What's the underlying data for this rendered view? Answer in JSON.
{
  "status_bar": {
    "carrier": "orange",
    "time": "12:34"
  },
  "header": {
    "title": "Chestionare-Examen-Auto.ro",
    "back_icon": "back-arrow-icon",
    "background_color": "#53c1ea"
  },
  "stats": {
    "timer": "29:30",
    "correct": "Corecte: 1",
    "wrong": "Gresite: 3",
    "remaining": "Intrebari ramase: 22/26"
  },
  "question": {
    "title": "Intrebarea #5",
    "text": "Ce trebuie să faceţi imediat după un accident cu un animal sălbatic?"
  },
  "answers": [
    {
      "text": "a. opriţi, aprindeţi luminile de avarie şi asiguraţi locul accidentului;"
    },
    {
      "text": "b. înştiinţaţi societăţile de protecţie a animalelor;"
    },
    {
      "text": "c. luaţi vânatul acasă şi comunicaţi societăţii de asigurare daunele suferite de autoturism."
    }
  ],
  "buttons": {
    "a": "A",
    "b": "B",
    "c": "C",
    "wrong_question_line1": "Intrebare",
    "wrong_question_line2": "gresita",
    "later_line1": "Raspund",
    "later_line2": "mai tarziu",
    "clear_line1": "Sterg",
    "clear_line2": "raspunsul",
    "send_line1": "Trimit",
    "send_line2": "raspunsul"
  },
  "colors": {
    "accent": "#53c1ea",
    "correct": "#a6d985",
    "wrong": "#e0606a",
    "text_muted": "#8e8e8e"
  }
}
#####
*Given exercise*
Print out every record again, exactly and in full.

*Expected answer*
What's the underlying data for this rendered view? Answer in JSON.
{
  "status_bar": {
    "carrier": "orange",
    "time": "12:34"
  },
  "header": {
    "title": "Chestionare-Examen-Auto.ro",
    "back_icon": "back-arrow-icon",
    "background_color": "#53c1ea"
  },
  "stats": {
    "timer": "29:30",
    "correct": "Corecte: 1",
    "wrong": "Gresite: 3",
    "remaining": "Intrebari ramase: 22/26"
  },
  "question": {
    "title": "Intrebarea #5",
    "text": "Ce trebuie să faceţi imediat după un accident cu un animal sălbatic?"
  },
  "answers": [
    {
      "text": "a. opriţi, aprindeţi luminile de avarie şi asiguraţi locul accidentului;"
    },
    {
      "text": "b. înştiinţaţi societăţile de protecţie a animalelor;"
    },
    {
      "text": "c. luaţi vânatul acasă şi comunicaţi societăţii de asigurare daunele suferite de autoturism."
    }
  ],
  "buttons": {
    "a": "A",
    "b": "B",
    "c": "C",
    "wrong_question_line1": "Intrebare",
    "wrong_question_line2": "gresita",
    "later_line1": "Raspund",
    "later_line2": "mai tarziu",
    "clear_line1": "Sterg",
    "clear_line2": "raspunsul",
    "send_line1": "Trimit",
    "send_line2": "raspunsul"
  },
  "colors": {
    "accent": "#53c1ea",
    "correct": "#a6d985",
    "wrong": "#e0606a",
    "text_muted": "#8e8e8e"
  }
}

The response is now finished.